SET PROBLEM:
Each line that contains the string "JSON" counts once; report how many such lines appear in the data, as a number only.

Data tied to figure images:
- - - -

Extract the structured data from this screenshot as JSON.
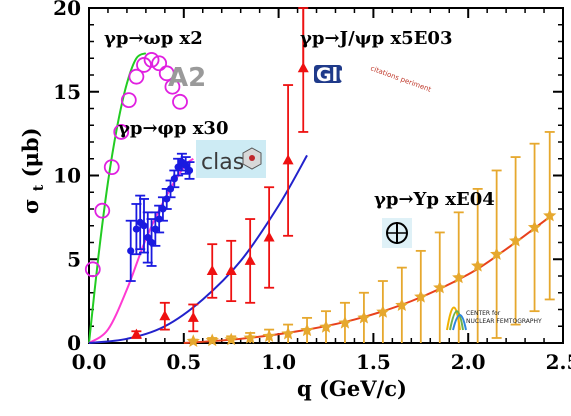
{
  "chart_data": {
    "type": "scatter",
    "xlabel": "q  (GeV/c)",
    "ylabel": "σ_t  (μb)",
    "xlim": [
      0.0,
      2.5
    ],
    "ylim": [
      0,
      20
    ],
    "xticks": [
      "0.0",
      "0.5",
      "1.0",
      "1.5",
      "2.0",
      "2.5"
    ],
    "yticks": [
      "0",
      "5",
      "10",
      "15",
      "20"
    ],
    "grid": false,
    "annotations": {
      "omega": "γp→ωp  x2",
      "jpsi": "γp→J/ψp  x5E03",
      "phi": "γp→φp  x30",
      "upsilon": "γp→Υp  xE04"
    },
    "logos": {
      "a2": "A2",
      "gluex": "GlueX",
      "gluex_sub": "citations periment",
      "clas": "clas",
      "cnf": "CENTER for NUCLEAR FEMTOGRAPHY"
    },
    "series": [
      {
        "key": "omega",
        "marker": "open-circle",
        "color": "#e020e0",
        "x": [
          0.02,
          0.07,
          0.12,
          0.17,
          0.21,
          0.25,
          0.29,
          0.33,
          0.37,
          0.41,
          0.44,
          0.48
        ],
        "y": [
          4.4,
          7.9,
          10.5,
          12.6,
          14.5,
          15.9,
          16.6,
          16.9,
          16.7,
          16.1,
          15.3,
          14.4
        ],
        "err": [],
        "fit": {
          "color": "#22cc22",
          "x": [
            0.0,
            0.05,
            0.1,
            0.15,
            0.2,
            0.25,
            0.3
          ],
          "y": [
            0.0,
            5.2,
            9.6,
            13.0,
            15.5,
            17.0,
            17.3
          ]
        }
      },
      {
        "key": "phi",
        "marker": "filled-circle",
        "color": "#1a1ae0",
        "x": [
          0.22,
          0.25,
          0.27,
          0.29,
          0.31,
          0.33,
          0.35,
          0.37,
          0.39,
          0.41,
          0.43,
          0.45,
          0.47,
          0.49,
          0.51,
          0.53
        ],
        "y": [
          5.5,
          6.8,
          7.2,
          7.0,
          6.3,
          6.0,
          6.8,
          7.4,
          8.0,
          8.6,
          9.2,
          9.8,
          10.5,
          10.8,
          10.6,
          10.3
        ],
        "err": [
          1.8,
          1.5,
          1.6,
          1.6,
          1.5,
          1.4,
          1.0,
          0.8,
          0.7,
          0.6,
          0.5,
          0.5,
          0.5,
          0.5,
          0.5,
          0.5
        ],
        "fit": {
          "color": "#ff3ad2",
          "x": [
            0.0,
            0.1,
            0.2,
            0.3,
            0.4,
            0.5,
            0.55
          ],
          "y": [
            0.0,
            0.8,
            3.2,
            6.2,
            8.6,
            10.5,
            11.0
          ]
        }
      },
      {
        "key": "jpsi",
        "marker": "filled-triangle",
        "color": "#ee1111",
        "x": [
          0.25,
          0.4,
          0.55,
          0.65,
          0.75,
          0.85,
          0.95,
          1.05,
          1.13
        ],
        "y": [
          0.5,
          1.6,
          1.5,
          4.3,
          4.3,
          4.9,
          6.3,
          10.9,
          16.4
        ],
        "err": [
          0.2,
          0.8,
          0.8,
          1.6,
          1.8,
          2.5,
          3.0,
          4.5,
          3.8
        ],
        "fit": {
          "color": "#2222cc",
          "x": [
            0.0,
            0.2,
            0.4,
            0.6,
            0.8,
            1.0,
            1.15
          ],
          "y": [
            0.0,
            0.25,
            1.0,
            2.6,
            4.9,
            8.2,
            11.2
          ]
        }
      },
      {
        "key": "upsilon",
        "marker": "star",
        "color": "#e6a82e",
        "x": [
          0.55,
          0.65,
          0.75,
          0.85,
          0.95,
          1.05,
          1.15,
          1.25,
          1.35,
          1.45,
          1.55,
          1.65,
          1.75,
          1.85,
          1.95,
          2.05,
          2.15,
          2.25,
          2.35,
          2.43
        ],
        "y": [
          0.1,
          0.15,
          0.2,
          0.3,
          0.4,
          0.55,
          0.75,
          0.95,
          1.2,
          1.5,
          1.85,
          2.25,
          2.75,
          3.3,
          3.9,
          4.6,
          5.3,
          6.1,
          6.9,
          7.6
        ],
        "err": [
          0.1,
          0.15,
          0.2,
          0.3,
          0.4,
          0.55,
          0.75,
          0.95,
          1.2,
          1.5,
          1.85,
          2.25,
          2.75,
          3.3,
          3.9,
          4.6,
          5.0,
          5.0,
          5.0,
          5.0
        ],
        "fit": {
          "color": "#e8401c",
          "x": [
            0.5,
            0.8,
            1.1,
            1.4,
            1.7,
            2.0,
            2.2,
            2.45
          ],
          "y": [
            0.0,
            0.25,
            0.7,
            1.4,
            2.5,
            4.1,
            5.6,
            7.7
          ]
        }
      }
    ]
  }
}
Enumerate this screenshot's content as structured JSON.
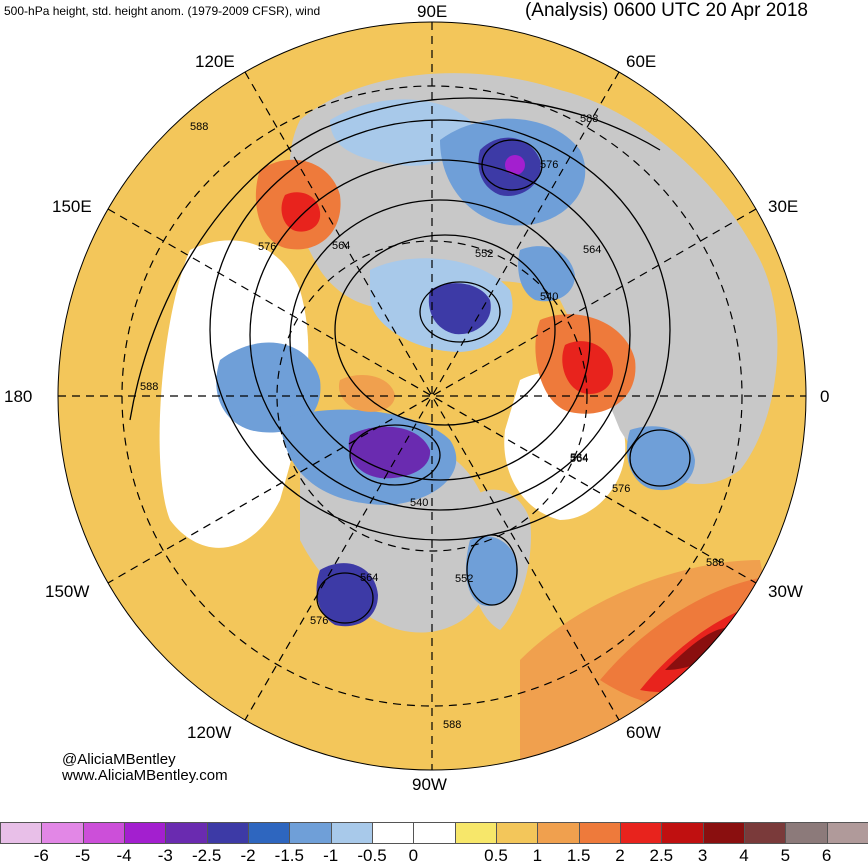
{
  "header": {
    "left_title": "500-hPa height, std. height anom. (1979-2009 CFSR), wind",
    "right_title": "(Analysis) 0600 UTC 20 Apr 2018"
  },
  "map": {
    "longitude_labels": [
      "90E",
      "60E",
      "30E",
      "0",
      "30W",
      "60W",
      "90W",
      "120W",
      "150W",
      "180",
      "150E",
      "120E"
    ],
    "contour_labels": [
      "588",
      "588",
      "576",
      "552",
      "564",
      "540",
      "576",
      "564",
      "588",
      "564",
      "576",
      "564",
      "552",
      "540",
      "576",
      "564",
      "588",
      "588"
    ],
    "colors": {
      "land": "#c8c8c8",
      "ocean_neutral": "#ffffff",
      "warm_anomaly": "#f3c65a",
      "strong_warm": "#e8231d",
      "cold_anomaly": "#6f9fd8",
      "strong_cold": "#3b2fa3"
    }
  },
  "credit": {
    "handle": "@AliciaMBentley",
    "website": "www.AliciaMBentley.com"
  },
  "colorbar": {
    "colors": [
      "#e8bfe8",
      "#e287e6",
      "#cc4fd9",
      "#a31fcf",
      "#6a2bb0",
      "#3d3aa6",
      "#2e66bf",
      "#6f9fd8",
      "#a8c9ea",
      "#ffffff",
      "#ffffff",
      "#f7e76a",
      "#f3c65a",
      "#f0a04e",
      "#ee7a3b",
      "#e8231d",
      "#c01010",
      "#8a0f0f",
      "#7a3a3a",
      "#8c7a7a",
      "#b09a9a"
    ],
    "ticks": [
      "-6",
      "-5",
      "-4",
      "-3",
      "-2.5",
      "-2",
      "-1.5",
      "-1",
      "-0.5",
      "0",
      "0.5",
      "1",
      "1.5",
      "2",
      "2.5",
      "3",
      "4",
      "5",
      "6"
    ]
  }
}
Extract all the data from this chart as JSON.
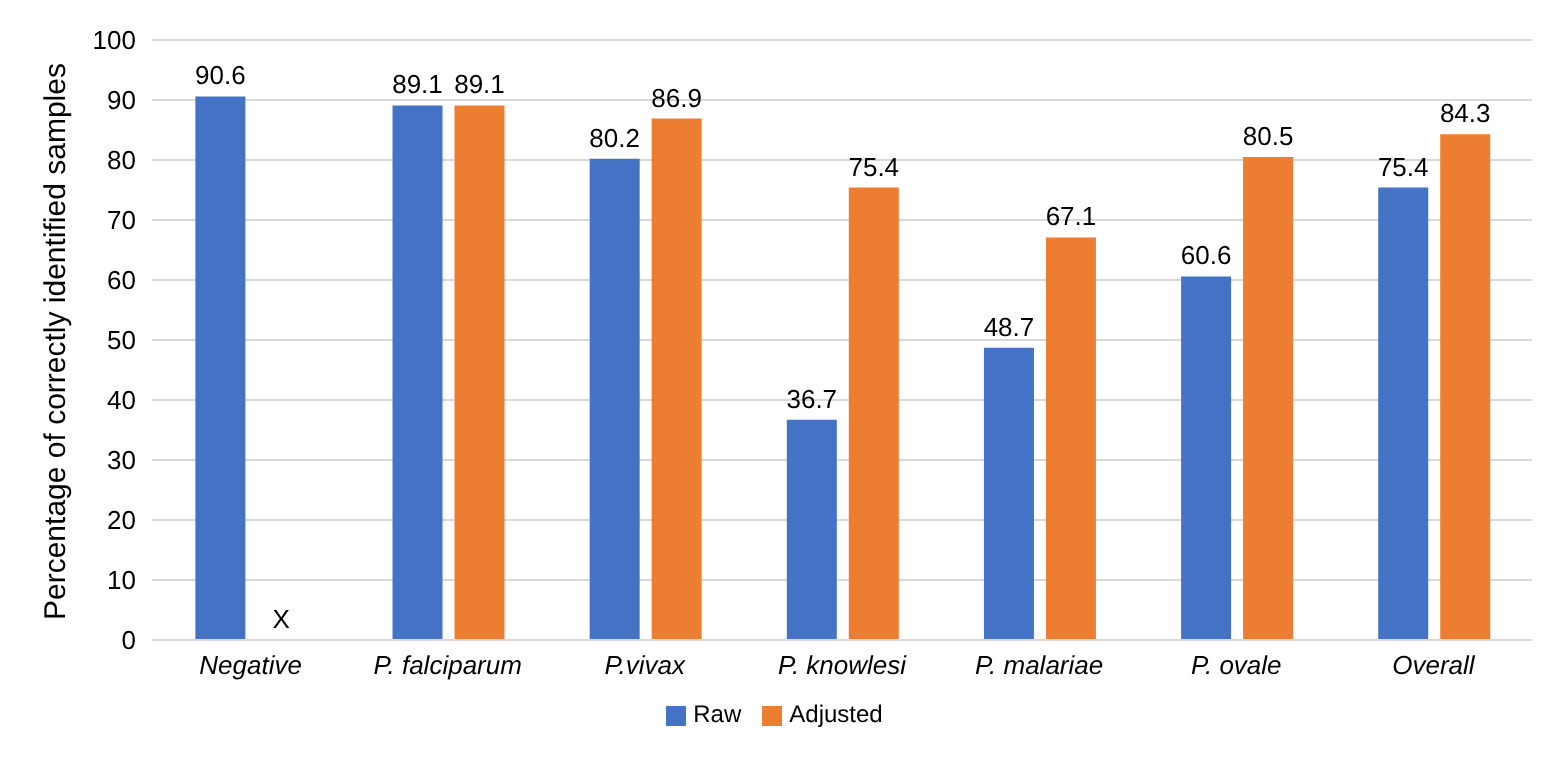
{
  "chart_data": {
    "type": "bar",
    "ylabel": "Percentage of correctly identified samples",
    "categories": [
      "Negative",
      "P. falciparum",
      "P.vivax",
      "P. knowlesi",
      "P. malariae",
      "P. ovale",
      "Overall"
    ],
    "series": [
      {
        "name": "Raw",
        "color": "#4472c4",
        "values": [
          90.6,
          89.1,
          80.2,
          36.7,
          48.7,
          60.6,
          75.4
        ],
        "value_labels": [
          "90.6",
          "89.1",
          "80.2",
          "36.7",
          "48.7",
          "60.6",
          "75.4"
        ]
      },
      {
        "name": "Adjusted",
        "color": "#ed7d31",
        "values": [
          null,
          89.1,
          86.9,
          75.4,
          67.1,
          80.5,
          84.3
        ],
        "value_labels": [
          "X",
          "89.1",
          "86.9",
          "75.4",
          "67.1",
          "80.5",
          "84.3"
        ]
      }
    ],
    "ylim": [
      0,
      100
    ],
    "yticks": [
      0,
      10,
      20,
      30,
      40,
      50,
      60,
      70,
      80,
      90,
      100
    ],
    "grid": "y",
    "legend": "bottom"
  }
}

- - - -

RESULT OF THE EXERCISE:
3